=== Supplied data ===

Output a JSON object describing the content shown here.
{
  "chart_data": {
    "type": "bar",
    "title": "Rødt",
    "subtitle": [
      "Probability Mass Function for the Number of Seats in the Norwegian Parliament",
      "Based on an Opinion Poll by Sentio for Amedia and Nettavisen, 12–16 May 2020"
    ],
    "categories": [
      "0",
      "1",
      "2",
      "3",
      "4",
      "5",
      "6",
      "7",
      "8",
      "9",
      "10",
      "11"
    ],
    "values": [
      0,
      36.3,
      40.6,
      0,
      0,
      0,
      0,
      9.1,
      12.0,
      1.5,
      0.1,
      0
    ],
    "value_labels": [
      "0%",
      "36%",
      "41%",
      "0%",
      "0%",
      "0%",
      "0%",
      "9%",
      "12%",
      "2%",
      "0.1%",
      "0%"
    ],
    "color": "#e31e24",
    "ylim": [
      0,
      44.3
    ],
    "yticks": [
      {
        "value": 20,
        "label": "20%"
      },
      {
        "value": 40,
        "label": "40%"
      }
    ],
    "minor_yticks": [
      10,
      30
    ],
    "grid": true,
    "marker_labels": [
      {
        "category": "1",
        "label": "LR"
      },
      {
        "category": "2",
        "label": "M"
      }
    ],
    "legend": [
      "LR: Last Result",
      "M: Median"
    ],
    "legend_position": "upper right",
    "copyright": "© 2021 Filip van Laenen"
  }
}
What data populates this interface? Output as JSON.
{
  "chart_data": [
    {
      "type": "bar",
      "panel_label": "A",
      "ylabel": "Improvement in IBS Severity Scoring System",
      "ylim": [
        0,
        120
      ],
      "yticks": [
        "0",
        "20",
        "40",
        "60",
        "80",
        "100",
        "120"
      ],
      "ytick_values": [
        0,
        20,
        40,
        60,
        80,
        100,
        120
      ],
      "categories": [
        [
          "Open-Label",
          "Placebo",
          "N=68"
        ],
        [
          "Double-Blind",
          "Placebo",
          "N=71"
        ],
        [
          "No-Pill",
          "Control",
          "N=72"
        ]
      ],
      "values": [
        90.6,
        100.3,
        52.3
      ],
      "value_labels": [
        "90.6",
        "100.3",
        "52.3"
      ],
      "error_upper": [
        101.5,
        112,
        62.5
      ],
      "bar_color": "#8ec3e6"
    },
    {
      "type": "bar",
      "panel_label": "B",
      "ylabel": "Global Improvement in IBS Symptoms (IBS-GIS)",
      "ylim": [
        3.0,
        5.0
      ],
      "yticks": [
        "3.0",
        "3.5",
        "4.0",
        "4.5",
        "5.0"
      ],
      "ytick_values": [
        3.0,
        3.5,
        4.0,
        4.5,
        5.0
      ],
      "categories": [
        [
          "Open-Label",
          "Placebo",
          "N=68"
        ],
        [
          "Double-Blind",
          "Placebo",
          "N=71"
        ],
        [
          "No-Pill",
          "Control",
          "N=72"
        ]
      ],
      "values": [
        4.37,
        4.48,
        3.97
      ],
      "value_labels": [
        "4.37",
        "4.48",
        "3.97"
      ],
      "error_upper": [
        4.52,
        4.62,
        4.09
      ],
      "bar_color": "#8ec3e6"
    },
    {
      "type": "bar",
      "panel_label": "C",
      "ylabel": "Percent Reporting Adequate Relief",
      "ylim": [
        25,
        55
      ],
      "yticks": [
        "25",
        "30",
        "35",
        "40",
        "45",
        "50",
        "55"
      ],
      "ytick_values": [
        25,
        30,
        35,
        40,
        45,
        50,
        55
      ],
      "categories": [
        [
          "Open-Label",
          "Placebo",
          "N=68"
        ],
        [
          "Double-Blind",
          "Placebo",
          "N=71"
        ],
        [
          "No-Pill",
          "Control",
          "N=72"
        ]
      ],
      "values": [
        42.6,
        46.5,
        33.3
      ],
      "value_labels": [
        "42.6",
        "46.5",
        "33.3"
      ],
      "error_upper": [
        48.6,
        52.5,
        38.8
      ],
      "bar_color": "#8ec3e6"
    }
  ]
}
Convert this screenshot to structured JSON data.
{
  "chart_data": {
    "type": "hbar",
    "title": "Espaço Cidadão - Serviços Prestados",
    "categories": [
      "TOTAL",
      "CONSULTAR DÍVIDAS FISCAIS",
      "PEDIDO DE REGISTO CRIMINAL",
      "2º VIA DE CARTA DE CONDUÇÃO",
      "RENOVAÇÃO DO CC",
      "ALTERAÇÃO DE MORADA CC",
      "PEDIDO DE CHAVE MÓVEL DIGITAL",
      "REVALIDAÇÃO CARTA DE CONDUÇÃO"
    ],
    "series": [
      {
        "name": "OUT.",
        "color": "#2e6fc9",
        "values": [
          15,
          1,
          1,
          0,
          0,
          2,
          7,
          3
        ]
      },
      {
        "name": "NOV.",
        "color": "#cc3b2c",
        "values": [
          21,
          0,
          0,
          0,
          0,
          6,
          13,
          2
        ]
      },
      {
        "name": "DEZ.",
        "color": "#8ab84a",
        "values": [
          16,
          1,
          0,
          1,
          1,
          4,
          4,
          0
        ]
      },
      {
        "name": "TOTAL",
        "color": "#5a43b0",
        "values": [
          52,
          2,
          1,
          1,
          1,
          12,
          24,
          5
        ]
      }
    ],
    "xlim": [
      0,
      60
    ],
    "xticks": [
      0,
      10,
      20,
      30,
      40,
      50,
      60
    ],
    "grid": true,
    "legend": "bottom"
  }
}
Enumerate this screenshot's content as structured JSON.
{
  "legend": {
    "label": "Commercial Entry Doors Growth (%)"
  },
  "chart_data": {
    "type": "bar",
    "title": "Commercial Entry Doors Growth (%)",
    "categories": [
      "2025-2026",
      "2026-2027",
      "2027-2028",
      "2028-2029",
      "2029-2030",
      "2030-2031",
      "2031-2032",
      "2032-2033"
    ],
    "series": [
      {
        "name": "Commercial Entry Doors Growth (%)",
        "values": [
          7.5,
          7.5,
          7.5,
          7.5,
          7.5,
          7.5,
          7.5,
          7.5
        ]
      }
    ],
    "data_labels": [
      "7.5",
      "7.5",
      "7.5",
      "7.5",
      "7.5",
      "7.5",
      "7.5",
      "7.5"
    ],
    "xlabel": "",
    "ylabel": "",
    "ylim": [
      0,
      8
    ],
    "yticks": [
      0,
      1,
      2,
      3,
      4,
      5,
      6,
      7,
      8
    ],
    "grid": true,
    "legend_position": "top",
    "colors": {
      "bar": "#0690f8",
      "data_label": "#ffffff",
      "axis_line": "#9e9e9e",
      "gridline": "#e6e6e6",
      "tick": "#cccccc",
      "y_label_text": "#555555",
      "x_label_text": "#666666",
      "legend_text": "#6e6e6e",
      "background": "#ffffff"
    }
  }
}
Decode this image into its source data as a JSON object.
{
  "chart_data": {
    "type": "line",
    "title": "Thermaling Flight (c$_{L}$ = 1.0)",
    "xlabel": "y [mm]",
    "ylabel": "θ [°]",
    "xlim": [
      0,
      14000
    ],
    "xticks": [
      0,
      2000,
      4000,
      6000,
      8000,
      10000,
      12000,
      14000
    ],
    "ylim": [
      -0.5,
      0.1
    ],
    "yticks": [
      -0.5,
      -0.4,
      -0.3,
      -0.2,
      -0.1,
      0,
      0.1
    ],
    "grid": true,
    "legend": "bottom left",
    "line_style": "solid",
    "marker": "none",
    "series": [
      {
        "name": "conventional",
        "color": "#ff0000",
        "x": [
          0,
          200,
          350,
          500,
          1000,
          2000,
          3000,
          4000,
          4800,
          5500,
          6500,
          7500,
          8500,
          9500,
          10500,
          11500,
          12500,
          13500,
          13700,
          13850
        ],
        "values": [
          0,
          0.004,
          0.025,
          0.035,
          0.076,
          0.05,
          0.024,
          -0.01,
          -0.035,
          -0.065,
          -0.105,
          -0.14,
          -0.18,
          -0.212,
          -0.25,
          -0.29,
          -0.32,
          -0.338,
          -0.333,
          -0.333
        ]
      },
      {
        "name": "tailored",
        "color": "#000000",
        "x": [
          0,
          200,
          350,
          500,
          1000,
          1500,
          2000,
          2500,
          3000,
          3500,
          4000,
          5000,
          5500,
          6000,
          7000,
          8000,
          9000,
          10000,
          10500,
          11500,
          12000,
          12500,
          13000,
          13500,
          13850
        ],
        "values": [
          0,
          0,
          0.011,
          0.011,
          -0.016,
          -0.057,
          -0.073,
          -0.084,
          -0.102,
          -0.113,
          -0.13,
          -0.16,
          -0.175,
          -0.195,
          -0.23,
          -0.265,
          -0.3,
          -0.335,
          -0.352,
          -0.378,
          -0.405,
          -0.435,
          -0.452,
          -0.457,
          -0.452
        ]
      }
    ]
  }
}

===

Work instructions » Tell how many lines in the records above contain "content", giving the number and no other words.

The reply » 2